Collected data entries

________________

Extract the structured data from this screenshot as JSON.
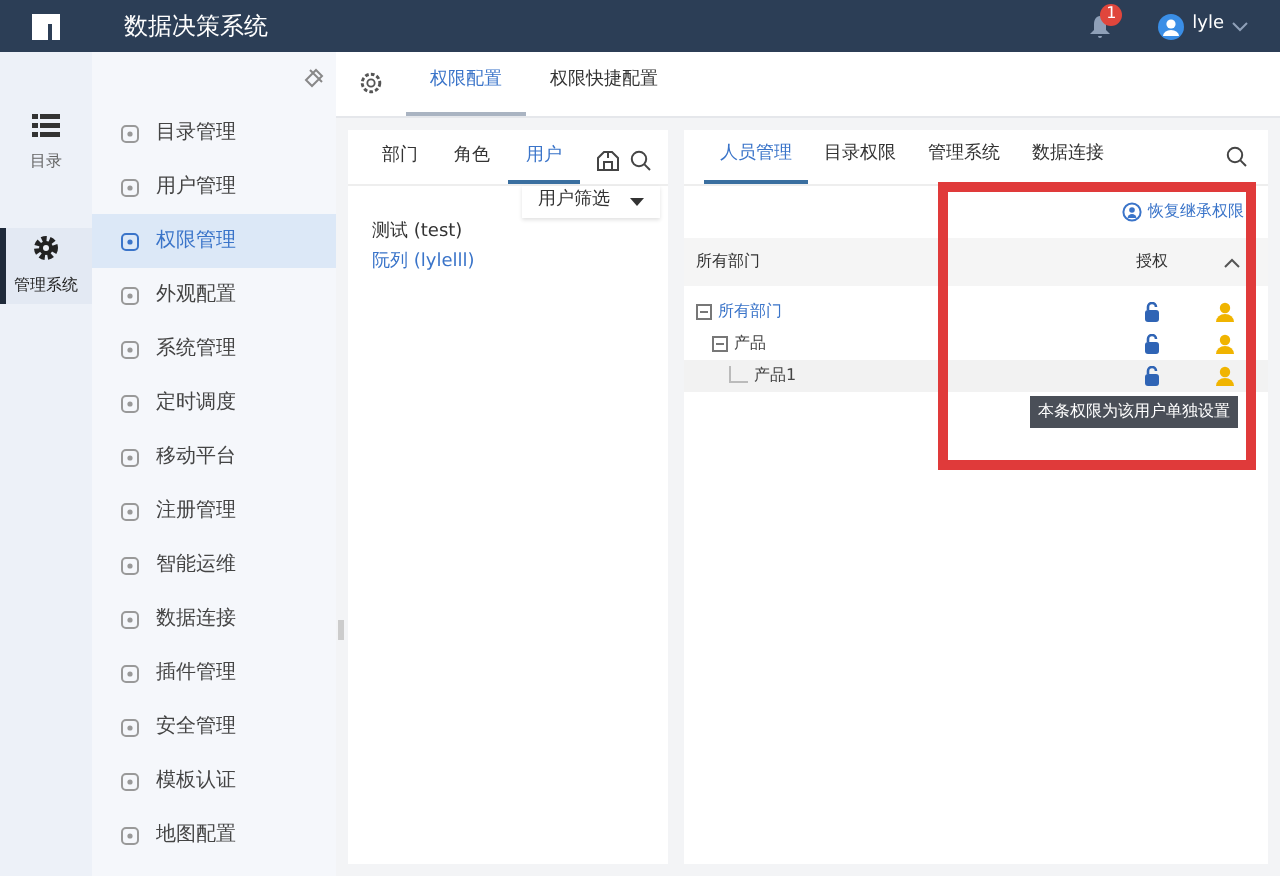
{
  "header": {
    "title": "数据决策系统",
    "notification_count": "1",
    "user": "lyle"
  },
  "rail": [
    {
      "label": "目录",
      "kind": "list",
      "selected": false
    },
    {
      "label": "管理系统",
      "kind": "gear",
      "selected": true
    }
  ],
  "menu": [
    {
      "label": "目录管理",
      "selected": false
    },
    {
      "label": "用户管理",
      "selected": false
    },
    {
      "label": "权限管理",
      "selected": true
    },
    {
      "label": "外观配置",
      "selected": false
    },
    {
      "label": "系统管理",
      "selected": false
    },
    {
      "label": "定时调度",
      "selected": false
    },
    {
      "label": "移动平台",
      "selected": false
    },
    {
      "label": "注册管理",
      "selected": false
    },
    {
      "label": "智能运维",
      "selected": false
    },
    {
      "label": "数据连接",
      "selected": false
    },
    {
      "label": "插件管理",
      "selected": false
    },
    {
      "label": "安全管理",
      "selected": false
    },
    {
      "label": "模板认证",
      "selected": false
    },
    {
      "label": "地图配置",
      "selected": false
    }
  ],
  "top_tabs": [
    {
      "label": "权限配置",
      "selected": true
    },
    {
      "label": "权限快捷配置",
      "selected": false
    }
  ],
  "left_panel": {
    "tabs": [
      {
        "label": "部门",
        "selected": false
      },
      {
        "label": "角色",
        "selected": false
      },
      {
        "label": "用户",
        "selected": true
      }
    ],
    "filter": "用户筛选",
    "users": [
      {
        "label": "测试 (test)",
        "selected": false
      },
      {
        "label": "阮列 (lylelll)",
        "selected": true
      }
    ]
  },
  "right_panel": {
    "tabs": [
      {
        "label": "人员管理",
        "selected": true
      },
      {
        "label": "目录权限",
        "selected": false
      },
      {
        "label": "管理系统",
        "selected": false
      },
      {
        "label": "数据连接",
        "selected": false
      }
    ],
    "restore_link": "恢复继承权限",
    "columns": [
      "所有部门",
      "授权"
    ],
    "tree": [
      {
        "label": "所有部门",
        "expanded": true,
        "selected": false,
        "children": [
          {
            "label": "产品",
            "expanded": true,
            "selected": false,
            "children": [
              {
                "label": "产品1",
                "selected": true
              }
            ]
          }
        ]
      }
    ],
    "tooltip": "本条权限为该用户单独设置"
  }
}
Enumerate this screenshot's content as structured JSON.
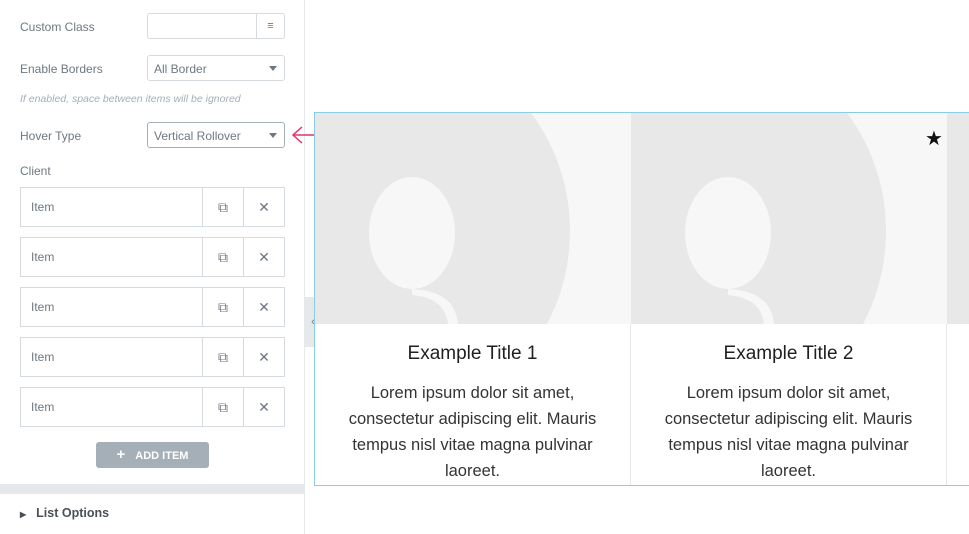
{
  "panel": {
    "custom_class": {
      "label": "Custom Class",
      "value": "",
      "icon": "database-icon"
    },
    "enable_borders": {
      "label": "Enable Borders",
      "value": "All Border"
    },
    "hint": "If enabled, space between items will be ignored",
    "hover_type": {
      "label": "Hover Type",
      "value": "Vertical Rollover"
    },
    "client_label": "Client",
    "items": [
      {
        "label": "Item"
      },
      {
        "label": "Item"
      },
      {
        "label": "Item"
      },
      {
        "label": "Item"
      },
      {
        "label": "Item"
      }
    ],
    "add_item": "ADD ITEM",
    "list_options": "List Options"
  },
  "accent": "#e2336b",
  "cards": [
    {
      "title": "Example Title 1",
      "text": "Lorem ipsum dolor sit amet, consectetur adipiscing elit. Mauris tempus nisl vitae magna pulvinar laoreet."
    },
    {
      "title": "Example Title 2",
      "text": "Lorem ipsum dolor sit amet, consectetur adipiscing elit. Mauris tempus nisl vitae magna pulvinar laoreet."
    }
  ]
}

________________

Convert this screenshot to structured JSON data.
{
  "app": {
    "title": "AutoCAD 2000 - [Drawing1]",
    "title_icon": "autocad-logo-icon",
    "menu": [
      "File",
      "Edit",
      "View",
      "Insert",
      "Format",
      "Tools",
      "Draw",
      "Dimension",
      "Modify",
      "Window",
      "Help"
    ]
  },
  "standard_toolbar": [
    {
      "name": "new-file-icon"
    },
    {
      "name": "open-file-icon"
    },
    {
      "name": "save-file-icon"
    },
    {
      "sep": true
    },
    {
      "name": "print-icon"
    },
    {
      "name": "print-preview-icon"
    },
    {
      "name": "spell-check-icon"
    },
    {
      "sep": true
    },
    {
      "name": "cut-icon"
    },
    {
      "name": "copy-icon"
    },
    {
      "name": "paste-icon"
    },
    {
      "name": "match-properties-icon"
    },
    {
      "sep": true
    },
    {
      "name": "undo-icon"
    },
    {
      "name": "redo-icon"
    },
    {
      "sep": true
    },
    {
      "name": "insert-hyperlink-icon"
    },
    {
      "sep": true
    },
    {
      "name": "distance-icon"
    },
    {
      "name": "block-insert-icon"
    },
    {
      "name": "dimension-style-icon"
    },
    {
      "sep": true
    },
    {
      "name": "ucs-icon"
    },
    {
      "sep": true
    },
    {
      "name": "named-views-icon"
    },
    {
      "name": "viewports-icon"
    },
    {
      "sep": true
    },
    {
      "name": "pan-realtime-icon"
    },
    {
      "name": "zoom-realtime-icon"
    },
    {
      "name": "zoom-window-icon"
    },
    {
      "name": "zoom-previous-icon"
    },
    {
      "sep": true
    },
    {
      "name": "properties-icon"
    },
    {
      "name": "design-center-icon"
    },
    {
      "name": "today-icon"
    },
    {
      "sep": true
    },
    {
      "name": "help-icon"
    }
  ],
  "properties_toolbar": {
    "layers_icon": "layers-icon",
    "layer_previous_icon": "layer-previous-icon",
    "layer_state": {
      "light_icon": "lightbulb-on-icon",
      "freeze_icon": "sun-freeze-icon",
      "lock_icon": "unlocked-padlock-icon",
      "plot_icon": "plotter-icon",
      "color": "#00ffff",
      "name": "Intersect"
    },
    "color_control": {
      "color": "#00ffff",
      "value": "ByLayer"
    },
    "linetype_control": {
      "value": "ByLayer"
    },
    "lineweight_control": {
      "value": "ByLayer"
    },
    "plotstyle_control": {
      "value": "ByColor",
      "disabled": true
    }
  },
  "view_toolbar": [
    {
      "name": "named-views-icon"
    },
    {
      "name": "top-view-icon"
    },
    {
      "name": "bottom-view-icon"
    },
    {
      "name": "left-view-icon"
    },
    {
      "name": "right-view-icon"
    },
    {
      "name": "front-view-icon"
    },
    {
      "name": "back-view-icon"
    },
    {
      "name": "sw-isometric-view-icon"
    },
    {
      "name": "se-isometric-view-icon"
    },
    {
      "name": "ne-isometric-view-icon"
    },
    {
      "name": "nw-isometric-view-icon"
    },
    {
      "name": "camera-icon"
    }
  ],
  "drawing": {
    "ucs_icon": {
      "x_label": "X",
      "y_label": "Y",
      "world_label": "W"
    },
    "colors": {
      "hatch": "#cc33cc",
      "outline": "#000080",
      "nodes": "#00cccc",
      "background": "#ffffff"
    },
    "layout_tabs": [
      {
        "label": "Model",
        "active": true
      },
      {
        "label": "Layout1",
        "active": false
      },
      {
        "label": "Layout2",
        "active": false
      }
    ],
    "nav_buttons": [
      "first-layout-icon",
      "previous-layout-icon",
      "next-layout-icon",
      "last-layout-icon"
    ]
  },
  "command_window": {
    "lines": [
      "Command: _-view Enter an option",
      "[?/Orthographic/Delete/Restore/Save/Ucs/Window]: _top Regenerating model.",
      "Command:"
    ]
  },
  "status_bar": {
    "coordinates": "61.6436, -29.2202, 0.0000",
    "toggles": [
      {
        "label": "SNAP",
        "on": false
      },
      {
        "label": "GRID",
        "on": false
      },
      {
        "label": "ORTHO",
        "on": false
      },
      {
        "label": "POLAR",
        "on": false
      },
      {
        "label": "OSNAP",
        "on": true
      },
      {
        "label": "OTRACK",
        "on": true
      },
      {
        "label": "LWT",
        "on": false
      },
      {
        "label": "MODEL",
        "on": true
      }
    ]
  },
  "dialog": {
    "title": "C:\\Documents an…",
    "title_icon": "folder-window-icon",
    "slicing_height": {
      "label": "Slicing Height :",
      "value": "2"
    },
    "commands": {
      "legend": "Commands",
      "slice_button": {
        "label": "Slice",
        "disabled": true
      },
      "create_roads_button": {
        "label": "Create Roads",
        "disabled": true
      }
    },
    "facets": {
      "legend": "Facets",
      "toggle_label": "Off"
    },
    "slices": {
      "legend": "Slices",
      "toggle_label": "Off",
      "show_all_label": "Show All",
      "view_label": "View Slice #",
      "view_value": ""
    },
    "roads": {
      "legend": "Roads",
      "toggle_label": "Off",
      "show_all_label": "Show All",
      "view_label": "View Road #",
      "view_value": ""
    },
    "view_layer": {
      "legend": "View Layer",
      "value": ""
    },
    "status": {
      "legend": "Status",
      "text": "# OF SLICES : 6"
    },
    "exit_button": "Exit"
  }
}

________________

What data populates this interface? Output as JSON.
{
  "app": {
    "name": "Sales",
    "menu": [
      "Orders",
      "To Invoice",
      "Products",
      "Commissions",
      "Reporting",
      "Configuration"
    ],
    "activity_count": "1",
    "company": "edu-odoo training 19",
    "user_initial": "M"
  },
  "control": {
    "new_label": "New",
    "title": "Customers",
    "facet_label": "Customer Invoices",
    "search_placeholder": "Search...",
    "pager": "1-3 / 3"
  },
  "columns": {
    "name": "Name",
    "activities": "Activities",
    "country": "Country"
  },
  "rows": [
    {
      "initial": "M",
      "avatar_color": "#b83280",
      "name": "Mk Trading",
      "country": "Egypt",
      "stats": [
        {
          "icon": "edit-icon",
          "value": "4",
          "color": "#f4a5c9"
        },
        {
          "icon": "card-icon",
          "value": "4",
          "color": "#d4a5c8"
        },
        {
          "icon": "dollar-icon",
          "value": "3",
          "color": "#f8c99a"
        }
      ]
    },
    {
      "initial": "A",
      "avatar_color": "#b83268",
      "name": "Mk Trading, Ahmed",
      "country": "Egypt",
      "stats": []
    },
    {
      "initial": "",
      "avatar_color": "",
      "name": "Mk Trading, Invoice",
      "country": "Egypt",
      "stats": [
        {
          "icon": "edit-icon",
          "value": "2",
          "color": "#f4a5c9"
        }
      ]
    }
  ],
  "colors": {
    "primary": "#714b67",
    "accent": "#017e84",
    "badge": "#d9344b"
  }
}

________________

> [STATED EXERCISE]
Where a line of the material above holds the string "JSON", copy that line.

> [WORKED SOLUTION]
Extract the structured data from this screenshot as JSON.
Enumerate this screenshot's content as structured JSON.
Convert this screenshot to structured JSON data.
What data populates this interface? Output as JSON.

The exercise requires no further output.